**Data records**
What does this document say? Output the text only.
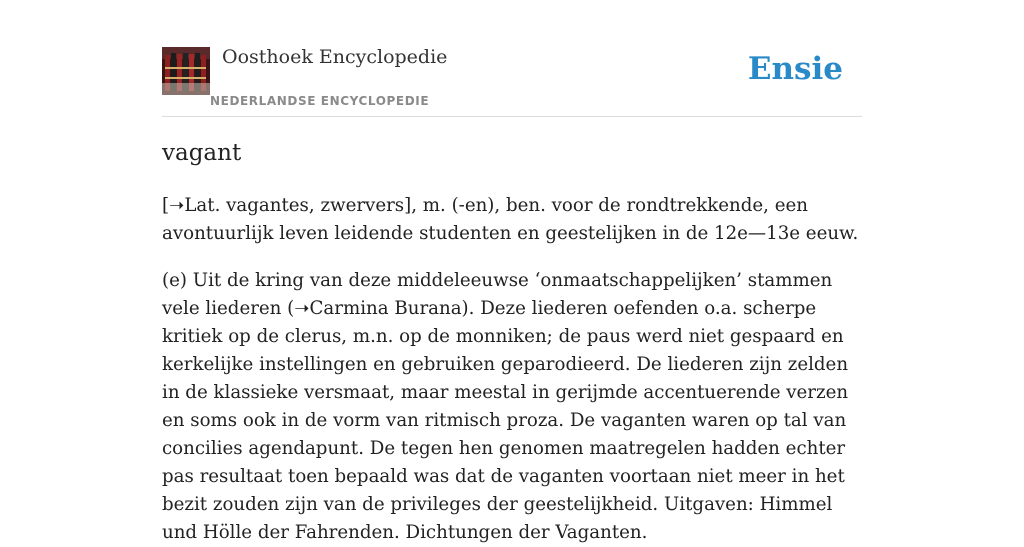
Oosthoek Encyclopedie
NEDERLANDSE ENCYCLOPEDIE
Ensie
vagant

[➝Lat. vagantes, zwervers], m. (-en), ben. voor de rondtrekkende, een avontuurlijk leven leidende studenten en geestelijken in de 12e—13e eeuw.

(e) Uit de kring van deze middeleeuwse ‘onmaatschappelijken’ stammen vele liederen (➝Carmina Burana). Deze liederen oefenden o.a. scherpe kritiek op de clerus, m.n. op de monniken; de paus werd niet gespaard en kerkelijke instellingen en gebruiken geparodieerd. De liederen zijn zelden in de klassieke versmaat, maar meestal in gerijmde accentuerende verzen en soms ook in de vorm van ritmisch proza. De vaganten waren op tal van concilies agendapunt. De tegen hen genomen maatregelen hadden echter pas resultaat toen bepaald was dat de vaganten voortaan niet meer in het bezit zouden zijn van de privileges der geestelijkheid. Uitgaven: Himmel und Hölle der Fahrenden. Dichtungen der Vaganten.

**TASK TO COMPLETE**
Output the entries above exactly. Do not include the pictures.

**SOLUTION**
What does this document say? Output the text only.
Oosthoek Encyclopedie
NEDERLANDSE ENCYCLOPEDIE
Ensie
vagant

[➝Lat. vagantes, zwervers], m. (-en), ben. voor de rondtrekkende, een avontuurlijk leven leidende studenten en geestelijken in de 12e—13e eeuw.

(e) Uit de kring van deze middeleeuwse ‘onmaatschappelijken’ stammen vele liederen (➝Carmina Burana). Deze liederen oefenden o.a. scherpe kritiek op de clerus, m.n. op de monniken; de paus werd niet gespaard en kerkelijke instellingen en gebruiken geparodieerd. De liederen zijn zelden in de klassieke versmaat, maar meestal in gerijmde accentuerende verzen en soms ook in de vorm van ritmisch proza. De vaganten waren op tal van concilies agendapunt. De tegen hen genomen maatregelen hadden echter pas resultaat toen bepaald was dat de vaganten voortaan niet meer in het bezit zouden zijn van de privileges der geestelijkheid. Uitgaven: Himmel und Hölle der Fahrenden. Dichtungen der Vaganten.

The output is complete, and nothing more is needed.